Saved data entries
** BEGIN **

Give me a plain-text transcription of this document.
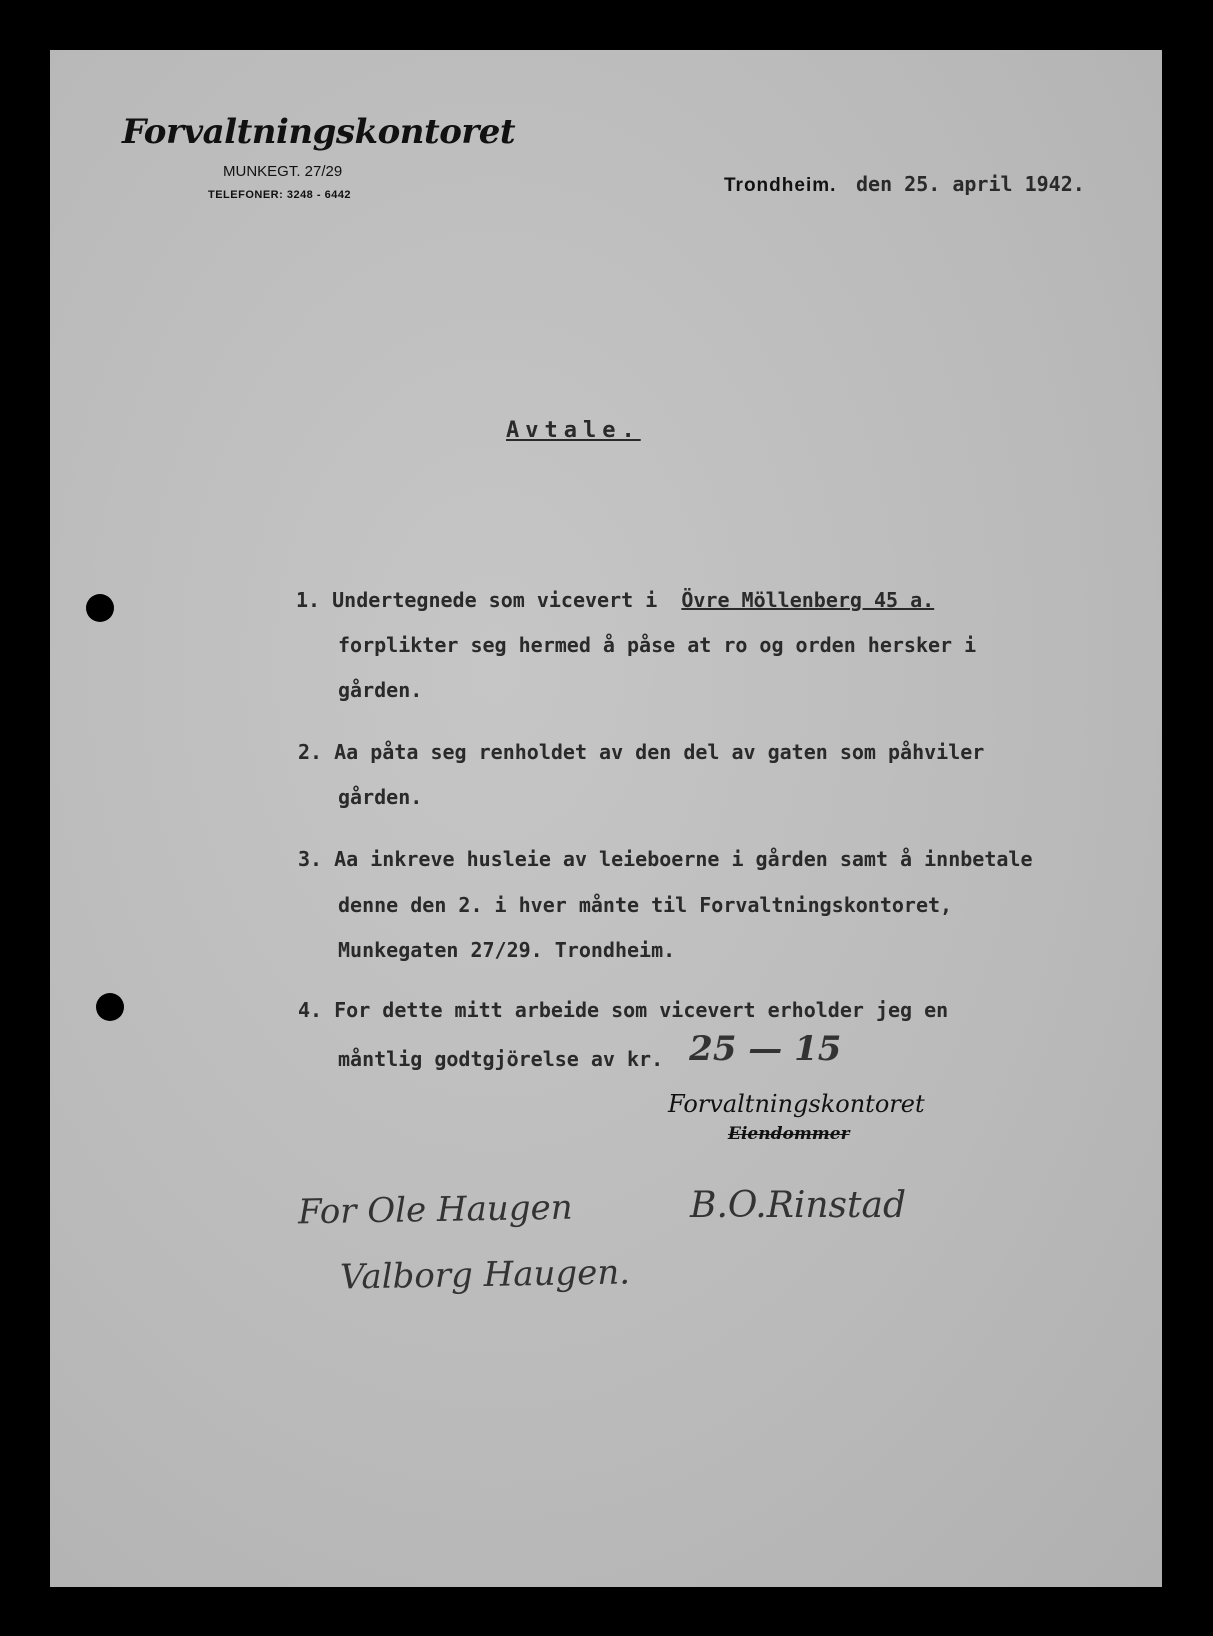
Forvaltningskontoret
MUNKEGT. 27/29
TELEFONER: 3248 - 6442	Trondheim. den 25. april 1942.
Avtale.
1. Undertegnede som vicevert i Övre Möllenberg 45 a.
forplikter seg hermed å påse at ro og orden hersker i
gården.
2. Aa påta seg renholdet av den del av gaten som påhviler
gården.
3. Aa inkreve husleie av leieboerne i gården samt å innbetale
denne den 2. i hver månte til Forvaltningskontoret,
Munkegaten 27/29. Trondheim.
4. For dette mitt arbeide som vicevert erholder jeg en
måntlig godtgjörelse av kr. 25 — 15
Forvaltningskontoret
Eiendommer
For Ole Haugen
Valborg Haugen.
B.O.Rinstad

** END **

• _Exercise brief_: Leave the images out and output the remaining material exactly as it stands.

• _The output_:
Give me a plain-text transcription of this document.
Forvaltningskontoret
MUNKEGT. 27/29
TELEFONER: 3248 - 6442	Trondheim. den 25. april 1942.
Avtale.
1. Undertegnede som vicevert i Övre Möllenberg 45 a.
forplikter seg hermed å påse at ro og orden hersker i
gården.
2. Aa påta seg renholdet av den del av gaten som påhviler
gården.
3. Aa inkreve husleie av leieboerne i gården samt å innbetale
denne den 2. i hver månte til Forvaltningskontoret,
Munkegaten 27/29. Trondheim.
4. For dette mitt arbeide som vicevert erholder jeg en
måntlig godtgjörelse av kr. 25 — 15
Forvaltningskontoret
Eiendommer
For Ole Haugen
Valborg Haugen.
B.O.Rinstad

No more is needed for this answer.